In the listing that follows, how many lines contain the string "xlabel"? Provide only the number.

-- start --

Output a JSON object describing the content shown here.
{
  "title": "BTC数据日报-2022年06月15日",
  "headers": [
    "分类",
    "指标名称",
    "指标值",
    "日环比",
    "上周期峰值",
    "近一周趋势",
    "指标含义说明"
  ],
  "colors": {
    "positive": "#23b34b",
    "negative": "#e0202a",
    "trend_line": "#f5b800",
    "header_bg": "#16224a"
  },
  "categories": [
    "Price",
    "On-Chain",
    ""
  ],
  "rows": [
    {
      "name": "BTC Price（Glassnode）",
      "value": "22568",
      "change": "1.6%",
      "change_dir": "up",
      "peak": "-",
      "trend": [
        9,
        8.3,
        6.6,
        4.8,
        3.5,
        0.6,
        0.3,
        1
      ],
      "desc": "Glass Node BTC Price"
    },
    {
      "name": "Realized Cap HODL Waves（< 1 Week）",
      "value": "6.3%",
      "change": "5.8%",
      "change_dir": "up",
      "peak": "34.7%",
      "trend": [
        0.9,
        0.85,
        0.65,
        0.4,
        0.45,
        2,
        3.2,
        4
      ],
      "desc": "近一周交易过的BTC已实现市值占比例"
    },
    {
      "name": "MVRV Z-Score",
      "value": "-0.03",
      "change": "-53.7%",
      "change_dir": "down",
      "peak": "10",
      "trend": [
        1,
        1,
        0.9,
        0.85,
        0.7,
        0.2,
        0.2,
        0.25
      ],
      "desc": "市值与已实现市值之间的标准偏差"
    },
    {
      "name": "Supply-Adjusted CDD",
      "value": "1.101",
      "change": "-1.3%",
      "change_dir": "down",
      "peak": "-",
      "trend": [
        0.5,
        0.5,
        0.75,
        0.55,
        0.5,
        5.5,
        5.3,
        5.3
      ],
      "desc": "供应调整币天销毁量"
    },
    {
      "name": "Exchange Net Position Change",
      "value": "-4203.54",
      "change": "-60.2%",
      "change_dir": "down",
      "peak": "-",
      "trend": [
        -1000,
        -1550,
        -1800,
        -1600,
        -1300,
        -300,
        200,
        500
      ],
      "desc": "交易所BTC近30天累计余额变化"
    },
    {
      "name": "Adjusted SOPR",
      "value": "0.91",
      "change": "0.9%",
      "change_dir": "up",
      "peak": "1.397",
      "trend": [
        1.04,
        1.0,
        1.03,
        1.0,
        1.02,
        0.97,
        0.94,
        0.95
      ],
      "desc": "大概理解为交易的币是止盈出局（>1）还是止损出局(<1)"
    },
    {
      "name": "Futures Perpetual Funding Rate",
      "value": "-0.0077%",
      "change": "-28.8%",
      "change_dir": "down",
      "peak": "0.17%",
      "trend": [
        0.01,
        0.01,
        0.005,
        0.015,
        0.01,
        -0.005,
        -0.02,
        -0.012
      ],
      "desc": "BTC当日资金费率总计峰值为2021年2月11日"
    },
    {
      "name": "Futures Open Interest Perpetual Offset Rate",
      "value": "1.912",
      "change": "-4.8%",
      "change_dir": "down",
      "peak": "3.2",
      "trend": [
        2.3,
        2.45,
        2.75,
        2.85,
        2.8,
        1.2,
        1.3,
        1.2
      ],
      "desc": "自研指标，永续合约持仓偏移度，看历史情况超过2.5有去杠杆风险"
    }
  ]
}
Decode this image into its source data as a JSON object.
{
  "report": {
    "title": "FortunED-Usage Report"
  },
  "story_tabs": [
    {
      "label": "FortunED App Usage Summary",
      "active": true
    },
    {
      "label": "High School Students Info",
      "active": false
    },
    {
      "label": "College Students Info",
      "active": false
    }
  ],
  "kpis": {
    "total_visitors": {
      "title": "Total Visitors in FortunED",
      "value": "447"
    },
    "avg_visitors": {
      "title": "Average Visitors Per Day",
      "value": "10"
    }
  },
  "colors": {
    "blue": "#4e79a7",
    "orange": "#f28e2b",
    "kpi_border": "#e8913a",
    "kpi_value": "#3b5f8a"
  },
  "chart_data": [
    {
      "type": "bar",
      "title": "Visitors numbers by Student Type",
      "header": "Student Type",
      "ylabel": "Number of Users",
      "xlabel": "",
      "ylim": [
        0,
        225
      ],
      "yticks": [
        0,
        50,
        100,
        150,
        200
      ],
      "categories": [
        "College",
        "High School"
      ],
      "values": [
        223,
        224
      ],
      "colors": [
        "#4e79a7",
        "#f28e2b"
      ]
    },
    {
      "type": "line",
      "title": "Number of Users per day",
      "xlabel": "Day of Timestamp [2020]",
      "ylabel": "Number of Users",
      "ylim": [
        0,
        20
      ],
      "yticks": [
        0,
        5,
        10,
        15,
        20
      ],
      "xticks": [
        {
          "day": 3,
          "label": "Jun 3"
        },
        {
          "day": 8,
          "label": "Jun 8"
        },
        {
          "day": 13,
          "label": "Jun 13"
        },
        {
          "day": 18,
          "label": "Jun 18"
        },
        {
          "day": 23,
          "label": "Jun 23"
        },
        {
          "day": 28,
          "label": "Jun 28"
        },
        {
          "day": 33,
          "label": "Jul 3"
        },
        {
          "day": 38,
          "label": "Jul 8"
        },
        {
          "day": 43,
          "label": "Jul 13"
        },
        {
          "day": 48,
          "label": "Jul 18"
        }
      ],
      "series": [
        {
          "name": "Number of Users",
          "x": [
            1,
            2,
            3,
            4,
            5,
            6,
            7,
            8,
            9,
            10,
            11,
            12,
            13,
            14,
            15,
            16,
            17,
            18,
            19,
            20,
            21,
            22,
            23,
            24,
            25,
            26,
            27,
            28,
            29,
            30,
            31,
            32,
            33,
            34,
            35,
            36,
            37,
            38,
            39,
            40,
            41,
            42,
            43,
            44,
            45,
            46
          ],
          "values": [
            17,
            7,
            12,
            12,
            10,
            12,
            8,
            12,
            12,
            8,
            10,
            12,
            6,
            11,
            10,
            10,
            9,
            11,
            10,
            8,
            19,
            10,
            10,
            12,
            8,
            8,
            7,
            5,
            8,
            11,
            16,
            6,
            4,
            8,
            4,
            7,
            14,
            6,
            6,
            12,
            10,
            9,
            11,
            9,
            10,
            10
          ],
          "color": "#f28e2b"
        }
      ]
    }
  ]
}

-- end --

- [FULL RESPONSE]:
2